─── DOCUMENT PASSAGE
Page MenuHomePhabricator

Create grafana panels for user conflicts, bucketed by edit count
Closed, ResolvedPublic3 Estimated Story Points

Description

In T236886: Track numbers based on the users experience level we split conflict metrics out by user experience, in number of edits. Create new graphs to show this information, probably in the same conflict dashboard as the older metrics.

Event Timeline

Restricted Application added a subscriber: Aklapper. · View Herald Transcript
awight set the point value for this task to 3.Nov 6 2019, 12:50 PM
awight renamed this task from Create grafana panels for new user-tenure bucketed conflict data to Create grafana panels for user conflicts, bucketed by edit count.Nov 8 2019, 10:56 AM
awight updated the task description. (Show Details)

Something's wrong here, for example I see percentages well over 100% for the anon group. Can you spell out what the math is supposed to be doing?

Other minor suggestions:

  • Would be nice to have a legend, maybe with the average for each group over the timespan.
  • It might be impossible, but can be groups be given names which naturally collate in an order that makes sense? We should have thought of this at coding time, it might be annoying now.
──────
◆ STATED EXERCISE 1 ◆
Please quote the Grafana task page word for word, everything from "In T236886: Track" down to "the older metrics.".
The Grafana task page has no connection to the listing.
─── DATA LISTING
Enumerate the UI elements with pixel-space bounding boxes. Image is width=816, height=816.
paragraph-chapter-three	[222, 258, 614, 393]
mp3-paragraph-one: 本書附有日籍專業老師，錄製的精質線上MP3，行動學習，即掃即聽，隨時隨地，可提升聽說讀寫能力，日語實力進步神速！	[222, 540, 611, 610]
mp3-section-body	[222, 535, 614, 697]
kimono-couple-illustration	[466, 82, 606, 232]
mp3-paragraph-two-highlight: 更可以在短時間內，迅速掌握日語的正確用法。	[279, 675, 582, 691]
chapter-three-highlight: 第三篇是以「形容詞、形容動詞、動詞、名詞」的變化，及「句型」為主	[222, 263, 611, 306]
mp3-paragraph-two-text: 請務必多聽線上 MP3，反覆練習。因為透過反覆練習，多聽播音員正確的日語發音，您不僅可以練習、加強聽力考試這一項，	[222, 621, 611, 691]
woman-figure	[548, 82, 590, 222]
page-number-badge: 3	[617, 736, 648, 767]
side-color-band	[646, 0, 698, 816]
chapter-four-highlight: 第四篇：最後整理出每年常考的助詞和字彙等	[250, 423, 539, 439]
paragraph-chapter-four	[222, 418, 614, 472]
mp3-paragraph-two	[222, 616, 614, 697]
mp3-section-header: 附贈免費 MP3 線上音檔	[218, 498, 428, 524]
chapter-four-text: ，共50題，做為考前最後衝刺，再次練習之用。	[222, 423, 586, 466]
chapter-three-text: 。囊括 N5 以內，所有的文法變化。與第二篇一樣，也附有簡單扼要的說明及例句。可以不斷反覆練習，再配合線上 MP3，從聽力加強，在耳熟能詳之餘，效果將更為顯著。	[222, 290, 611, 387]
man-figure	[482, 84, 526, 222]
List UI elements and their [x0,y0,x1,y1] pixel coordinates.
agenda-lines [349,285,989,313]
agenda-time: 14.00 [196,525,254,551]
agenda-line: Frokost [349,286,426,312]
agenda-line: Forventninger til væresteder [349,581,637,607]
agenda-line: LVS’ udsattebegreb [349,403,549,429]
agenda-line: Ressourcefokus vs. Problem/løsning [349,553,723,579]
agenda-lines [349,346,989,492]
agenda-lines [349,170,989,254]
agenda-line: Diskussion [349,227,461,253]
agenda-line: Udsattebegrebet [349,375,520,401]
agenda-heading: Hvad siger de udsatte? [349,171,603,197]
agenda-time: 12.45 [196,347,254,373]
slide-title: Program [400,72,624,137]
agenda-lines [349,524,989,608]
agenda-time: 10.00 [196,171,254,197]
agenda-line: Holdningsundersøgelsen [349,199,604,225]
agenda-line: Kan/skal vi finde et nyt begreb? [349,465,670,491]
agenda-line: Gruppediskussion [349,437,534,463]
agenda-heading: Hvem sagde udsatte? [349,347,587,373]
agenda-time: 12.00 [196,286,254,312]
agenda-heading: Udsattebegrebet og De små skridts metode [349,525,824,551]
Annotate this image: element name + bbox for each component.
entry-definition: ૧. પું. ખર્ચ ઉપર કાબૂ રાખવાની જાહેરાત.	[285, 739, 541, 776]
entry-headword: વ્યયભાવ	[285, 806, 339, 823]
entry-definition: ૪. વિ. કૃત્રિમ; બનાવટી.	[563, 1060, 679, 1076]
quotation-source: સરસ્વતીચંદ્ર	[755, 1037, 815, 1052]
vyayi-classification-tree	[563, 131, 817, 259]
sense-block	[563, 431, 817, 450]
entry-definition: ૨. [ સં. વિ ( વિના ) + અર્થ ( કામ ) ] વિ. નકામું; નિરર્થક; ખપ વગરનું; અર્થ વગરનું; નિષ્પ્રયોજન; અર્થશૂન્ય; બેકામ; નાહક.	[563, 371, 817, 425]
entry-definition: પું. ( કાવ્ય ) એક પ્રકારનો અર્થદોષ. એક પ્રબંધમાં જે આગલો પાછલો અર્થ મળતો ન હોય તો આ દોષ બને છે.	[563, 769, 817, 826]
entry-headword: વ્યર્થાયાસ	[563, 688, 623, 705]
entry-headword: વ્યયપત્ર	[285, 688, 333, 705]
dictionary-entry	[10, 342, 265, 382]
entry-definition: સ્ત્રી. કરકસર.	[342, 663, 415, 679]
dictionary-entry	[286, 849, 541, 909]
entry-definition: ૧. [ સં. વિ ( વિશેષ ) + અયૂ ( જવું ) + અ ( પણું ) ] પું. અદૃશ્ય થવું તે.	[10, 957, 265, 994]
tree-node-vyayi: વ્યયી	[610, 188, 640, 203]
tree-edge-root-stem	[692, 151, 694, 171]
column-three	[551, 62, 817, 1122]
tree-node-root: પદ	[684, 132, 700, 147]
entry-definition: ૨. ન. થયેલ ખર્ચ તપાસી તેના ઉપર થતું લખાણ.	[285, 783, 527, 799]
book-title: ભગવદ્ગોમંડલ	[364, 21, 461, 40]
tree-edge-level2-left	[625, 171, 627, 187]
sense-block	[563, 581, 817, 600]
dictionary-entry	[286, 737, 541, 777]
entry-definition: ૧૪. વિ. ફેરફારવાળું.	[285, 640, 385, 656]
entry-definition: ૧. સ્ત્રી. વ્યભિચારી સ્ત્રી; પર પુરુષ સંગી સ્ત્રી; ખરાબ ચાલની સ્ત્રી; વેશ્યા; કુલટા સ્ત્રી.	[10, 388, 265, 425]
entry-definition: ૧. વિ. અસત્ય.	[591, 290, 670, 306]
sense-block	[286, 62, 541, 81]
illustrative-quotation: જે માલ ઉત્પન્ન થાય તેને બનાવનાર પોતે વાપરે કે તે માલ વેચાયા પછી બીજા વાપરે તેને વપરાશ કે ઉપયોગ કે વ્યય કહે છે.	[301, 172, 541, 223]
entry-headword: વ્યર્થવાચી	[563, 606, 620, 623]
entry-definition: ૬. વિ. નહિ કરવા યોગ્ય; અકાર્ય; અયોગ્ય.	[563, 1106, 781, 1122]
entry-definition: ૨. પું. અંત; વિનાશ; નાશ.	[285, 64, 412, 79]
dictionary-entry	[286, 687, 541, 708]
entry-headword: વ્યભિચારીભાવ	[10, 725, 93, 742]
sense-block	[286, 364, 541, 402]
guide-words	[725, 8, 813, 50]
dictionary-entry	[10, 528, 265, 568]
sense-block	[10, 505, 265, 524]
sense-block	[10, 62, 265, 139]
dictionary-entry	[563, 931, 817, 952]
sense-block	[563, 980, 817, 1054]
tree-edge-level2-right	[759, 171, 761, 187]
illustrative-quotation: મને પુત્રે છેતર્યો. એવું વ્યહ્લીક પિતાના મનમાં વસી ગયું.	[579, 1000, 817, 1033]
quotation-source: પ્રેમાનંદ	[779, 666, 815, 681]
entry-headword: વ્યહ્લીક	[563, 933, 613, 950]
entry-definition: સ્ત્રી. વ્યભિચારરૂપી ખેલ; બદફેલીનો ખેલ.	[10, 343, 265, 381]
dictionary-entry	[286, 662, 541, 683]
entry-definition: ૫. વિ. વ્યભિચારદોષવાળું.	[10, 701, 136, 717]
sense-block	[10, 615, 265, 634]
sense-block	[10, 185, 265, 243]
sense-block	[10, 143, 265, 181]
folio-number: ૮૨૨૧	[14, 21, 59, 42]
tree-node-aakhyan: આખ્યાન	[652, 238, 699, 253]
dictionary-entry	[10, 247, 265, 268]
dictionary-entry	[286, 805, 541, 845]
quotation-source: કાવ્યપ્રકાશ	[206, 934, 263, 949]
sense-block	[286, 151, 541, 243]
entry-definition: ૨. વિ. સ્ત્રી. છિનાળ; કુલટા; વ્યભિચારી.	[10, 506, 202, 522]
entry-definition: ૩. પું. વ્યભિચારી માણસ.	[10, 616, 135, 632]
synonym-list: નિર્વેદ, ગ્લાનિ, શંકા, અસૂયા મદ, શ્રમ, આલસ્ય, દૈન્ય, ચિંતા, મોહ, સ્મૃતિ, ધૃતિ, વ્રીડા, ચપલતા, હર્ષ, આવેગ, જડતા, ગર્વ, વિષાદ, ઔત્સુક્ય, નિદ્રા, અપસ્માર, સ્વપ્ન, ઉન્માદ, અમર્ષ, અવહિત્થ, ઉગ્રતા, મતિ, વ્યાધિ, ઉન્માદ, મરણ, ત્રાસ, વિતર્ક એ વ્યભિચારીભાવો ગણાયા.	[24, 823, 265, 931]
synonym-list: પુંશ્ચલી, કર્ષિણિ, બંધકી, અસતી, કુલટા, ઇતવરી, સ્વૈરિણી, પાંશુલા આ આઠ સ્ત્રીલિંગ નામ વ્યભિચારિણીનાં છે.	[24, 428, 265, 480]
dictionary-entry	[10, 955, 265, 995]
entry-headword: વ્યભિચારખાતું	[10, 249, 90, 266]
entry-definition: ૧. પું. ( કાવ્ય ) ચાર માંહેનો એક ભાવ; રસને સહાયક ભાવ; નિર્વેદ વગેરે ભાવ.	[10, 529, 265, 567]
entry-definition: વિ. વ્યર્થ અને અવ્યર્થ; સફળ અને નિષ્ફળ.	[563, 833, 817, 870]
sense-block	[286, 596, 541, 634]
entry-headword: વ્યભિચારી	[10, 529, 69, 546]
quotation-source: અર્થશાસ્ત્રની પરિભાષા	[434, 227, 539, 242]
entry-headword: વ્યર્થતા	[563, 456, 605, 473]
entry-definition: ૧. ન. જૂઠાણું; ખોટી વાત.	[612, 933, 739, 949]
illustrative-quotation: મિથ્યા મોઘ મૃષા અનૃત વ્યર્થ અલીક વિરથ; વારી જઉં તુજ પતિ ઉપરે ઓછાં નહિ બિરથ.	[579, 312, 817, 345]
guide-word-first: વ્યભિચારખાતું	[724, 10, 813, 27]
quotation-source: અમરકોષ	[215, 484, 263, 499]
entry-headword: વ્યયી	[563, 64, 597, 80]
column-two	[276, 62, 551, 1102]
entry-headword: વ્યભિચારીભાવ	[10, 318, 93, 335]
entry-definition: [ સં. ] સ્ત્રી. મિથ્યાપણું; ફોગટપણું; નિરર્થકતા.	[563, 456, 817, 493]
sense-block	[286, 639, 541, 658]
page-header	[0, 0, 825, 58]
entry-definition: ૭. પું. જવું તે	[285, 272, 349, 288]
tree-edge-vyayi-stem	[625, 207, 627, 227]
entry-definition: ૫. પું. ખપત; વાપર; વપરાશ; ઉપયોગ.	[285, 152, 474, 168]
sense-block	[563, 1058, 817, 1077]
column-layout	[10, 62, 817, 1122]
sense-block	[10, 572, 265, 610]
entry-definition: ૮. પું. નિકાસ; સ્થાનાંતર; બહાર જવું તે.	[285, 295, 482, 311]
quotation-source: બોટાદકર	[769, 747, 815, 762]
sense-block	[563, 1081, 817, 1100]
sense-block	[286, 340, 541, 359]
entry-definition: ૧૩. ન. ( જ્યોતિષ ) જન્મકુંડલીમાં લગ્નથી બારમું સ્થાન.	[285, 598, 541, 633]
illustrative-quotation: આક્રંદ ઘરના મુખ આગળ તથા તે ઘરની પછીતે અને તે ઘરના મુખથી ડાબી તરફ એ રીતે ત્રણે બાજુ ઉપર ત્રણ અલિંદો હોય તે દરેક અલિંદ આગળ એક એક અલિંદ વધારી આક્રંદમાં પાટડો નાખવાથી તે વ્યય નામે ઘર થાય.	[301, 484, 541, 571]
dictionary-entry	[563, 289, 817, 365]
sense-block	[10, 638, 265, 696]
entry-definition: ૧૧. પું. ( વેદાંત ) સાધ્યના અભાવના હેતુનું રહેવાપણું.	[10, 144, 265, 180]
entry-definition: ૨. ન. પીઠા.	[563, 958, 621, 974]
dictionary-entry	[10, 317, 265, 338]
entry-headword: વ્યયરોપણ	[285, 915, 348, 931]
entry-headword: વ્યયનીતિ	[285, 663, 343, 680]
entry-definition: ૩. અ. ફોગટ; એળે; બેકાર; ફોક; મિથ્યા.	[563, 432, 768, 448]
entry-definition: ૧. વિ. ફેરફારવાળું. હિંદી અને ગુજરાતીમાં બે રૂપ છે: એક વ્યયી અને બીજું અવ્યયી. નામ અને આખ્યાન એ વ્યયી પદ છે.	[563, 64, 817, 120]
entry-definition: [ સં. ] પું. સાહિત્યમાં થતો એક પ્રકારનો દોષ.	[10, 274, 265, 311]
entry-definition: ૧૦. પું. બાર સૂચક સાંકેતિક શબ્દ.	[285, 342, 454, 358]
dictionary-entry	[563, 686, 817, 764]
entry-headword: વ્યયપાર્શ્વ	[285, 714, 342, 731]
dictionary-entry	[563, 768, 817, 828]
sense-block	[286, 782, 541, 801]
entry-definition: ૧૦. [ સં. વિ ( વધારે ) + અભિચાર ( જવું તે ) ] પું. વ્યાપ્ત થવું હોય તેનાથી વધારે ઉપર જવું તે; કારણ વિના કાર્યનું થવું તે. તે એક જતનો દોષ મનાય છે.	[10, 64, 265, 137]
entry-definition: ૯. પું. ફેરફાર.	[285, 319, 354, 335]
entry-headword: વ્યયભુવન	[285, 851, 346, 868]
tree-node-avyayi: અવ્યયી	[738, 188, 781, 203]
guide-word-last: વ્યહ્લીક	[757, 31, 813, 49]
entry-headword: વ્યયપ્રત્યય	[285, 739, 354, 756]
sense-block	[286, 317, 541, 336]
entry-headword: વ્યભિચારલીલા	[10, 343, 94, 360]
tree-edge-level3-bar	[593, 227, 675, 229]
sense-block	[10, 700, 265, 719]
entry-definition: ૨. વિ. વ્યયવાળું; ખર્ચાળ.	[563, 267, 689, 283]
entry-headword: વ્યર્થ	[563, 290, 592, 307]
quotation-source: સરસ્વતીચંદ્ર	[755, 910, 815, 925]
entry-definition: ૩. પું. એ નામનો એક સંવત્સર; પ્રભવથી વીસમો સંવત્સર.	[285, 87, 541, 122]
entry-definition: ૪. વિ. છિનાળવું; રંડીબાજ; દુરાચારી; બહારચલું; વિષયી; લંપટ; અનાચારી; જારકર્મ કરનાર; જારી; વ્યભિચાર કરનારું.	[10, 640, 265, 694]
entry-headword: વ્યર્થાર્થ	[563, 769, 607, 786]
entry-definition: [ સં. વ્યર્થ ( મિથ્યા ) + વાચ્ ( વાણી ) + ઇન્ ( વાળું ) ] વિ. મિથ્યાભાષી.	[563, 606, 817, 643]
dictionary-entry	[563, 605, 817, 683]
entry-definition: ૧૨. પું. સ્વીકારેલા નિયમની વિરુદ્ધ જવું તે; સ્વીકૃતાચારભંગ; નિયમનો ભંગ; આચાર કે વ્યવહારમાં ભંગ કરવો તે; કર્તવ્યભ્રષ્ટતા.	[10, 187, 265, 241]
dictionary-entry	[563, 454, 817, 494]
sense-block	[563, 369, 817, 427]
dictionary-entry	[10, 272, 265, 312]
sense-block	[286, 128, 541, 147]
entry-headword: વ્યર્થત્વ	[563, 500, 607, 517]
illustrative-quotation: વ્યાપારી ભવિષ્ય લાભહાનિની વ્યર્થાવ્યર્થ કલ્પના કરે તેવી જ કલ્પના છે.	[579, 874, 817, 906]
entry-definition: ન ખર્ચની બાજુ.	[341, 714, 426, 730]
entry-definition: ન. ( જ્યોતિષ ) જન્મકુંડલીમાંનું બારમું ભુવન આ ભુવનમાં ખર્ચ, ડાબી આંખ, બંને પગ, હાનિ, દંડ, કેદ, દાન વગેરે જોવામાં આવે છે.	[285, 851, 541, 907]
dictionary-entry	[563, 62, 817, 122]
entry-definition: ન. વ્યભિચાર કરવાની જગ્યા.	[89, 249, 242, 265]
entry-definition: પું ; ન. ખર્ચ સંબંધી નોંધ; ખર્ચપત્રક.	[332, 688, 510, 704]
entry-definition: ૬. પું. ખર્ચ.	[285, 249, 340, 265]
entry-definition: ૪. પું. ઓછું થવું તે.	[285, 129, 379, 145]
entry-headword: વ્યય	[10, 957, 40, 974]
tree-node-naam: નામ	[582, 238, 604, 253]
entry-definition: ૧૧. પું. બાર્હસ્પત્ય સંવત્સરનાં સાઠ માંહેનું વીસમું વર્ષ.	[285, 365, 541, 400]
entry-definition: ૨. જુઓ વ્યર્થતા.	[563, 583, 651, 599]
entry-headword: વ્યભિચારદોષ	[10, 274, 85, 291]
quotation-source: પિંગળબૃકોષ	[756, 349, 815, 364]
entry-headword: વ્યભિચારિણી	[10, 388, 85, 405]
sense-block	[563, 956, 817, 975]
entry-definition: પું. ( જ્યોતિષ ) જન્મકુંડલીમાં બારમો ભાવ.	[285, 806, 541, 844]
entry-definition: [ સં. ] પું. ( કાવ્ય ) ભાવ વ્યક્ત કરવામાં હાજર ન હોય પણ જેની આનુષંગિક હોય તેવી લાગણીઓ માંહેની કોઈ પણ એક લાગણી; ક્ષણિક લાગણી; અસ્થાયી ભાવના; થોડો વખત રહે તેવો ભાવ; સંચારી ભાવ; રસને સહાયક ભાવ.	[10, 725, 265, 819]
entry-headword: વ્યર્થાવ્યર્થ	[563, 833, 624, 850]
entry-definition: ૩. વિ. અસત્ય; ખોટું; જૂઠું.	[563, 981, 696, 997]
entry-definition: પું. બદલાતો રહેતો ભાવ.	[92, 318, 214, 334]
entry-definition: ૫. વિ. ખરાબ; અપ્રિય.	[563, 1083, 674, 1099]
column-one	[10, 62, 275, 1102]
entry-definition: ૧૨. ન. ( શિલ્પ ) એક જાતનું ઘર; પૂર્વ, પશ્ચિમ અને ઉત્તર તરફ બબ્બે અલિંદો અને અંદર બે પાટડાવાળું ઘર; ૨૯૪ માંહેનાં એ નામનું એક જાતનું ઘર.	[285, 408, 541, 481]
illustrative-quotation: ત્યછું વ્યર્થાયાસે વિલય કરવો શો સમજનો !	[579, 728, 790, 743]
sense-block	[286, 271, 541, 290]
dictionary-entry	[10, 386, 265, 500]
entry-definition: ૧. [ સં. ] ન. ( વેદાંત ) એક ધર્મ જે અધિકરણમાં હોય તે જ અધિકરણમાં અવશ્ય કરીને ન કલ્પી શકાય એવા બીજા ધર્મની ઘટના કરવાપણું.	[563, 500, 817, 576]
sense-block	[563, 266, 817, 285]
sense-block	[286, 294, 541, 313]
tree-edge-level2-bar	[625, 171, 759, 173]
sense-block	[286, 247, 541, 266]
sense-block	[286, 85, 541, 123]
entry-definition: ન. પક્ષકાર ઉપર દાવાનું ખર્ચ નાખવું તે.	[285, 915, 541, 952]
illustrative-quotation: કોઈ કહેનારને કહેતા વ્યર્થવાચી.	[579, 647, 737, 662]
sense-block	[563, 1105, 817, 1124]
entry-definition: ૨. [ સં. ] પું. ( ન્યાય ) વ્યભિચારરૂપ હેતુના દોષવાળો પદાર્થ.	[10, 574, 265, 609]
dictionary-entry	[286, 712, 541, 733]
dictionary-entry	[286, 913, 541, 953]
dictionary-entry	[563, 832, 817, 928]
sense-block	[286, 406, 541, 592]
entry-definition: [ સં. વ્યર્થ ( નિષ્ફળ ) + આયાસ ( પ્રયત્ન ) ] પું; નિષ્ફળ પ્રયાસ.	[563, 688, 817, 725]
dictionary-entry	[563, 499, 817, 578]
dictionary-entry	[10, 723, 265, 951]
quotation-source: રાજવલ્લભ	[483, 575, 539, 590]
──────
◆ STATED EXERCISE 2 ◆
Lay out the listing as a Markdown table with the columns No. and Line, covering everything from the start of the listing down to the line containing "82, 606, 232]", both included and blank lines left out.

◆ REPLY 1 ◆
In T236886: Track numbers based on the users experience level we split conflict metrics out by user experience, in number of edits. Create new graphs to show this information, probably in the same conflict dashboard as the older metrics.

◆ REPLY 2 ◆
| No. | Line |
|---|---|
| 1 | Enumerate the UI elements with pixel-space bounding boxes. Image is width=816, height=816. |
| 2 | paragraph-chapter-three	[222, 258, 614, 393] |
| 3 | mp3-paragraph-one: 本書附有日籍專業老師，錄製的精質線上MP3，行動學習，即掃即聽，隨時隨地，可提升聽說讀寫能力，日語實力進步神速！	[222, 540, 611, 610] |
| 4 | mp3-section-body	[222, 535, 614, 697] |
| 5 | kimono-couple-illustration	[466, 82, 606, 232] |